Brief: Find the word "data" in the material below and gather every line that contains it.

Extracted information:
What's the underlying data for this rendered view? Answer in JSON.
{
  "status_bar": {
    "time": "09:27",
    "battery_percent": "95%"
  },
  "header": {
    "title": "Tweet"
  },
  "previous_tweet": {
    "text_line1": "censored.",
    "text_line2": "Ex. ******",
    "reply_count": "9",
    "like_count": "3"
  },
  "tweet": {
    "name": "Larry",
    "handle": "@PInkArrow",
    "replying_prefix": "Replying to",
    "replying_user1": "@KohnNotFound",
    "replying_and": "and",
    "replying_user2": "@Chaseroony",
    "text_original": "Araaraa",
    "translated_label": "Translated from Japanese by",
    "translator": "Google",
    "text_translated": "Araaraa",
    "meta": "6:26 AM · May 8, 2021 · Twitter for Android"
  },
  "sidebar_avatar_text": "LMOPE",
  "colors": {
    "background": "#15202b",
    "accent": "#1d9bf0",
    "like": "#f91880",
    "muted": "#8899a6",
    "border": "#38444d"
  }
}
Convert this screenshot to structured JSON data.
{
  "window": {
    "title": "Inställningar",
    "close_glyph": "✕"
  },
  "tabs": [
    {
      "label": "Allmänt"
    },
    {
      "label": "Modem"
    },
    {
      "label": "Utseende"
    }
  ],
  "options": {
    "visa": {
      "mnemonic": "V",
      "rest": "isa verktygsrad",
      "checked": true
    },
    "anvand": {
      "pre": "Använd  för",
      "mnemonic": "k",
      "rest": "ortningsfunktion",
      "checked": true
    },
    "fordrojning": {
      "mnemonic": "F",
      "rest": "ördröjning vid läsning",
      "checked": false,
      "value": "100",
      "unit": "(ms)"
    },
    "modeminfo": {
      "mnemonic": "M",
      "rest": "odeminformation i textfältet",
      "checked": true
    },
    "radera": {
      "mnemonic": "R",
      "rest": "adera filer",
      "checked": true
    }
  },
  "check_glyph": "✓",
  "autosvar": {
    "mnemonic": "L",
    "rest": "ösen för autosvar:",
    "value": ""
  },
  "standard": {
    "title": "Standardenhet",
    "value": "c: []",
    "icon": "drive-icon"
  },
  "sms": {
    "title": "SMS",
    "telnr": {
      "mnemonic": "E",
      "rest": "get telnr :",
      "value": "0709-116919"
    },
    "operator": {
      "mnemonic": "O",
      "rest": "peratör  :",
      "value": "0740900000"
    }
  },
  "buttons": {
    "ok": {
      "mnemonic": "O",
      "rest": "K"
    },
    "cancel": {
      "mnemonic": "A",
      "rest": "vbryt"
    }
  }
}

Problem solution:
What's the underlying data for this rendered view? Answer in JSON.
Convert this screenshot to structured JSON data.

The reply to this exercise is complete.